**What is needed**.
Copy, from the entries below, each line where the word "Мисс" can be found.

**Record excerpts**.
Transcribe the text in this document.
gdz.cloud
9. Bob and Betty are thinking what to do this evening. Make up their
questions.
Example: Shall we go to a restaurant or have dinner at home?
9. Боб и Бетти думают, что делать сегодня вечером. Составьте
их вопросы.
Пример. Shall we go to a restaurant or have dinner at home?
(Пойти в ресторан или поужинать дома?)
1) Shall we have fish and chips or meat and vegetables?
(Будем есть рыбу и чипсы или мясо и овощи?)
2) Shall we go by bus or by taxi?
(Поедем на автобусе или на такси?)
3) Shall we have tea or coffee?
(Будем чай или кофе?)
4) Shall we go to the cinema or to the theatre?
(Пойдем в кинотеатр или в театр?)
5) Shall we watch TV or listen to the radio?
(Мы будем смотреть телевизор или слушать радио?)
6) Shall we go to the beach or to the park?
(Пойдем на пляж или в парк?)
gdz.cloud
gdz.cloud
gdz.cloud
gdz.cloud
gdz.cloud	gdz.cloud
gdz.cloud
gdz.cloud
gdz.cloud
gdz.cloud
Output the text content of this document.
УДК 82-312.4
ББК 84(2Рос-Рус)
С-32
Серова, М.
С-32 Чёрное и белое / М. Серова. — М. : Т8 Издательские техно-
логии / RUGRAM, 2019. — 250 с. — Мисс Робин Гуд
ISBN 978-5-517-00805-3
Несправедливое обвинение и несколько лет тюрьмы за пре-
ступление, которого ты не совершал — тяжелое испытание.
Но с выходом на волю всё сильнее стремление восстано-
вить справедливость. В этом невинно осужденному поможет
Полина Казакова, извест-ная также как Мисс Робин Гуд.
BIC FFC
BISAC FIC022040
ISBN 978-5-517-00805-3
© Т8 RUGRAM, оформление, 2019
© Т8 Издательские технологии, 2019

**Worked answer**.
логии / RUGRAM, 2019. — 250 с. — Мисс Робин Гуд
Полина Казакова, извест-ная также как Мисс Робин Гуд.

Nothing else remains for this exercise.